*Your objective:* Work out how many lines in the data hold the word "услугу", and reply with that number only.

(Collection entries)
———
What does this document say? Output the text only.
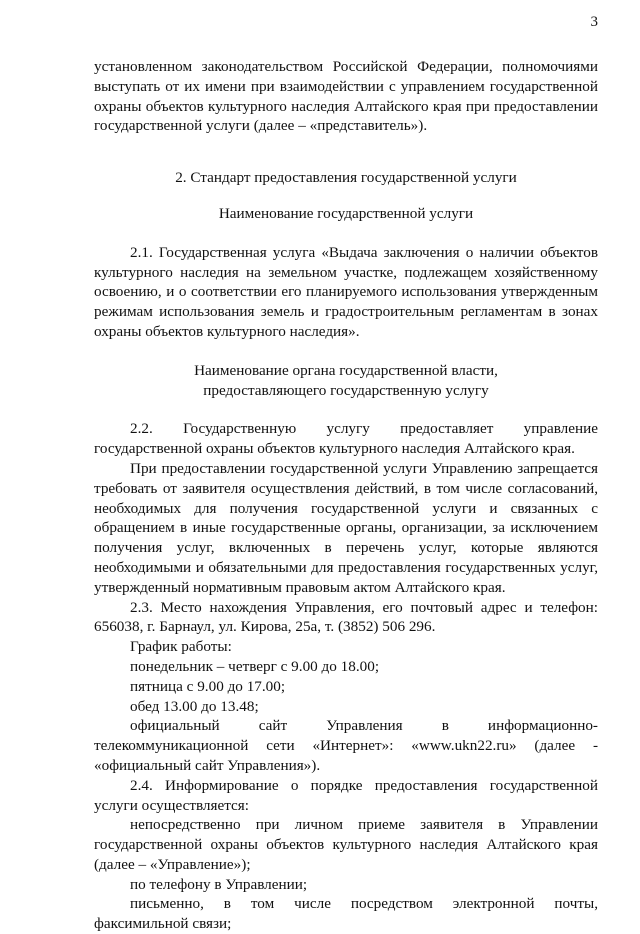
3

установленном законодательством Российской Федерации, полномочиями выступать от их имени при взаимодействии с управлением государственной охраны объектов культурного наследия Алтайского края при предоставлении государственной услуги (далее – «представитель»).

2. Стандарт предоставления государственной услуги

Наименование государственной услуги

2.1. Государственная услуга «Выдача заключения о наличии объектов культурного наследия на земельном участке, подлежащем хозяйственному освоению, и о соответствии его планируемого использования утвержденным режимам использования земель и градостроительным регламентам в зонах охраны объектов культурного наследия».

Наименование органа государственной власти,

предоставляющего государственную услугу

2.2. Государственную услугу предоставляет управление государственной охраны объектов культурного наследия Алтайского края.

При предоставлении государственной услуги Управлению запрещается требовать от заявителя осуществления действий, в том числе согласований, необходимых для получения государственной услуги и связанных с обращением в иные государственные органы, организации, за исключением получения услуг, включенных в перечень услуг, которые являются необходимыми и обязательными для предоставления государственных услуг, утвержденный нормативным правовым актом Алтайского края.

2.3. Место нахождения Управления, его почтовый адрес и телефон: 656038, г. Барнаул, ул. Кирова, 25а, т. (3852) 506 296.

График работы:

понедельник – четверг с 9.00 до 18.00;

пятница с 9.00 до 17.00;

обед 13.00 до 13.48;

официальный сайт Управления в информационно-телекоммуникационной сети «Интернет»: «www.ukn22.ru» (далее - «официальный сайт Управления»).

2.4. Информирование о порядке предоставления государственной услуги осуществляется:

непосредственно при личном приеме заявителя в Управлении государственной охраны объектов культурного наследия Алтайского края (далее – «Управление»);

по телефону в Управлении;

письменно, в том числе посредством электронной почты, факсимильной связи;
———
*Worked answer:* 2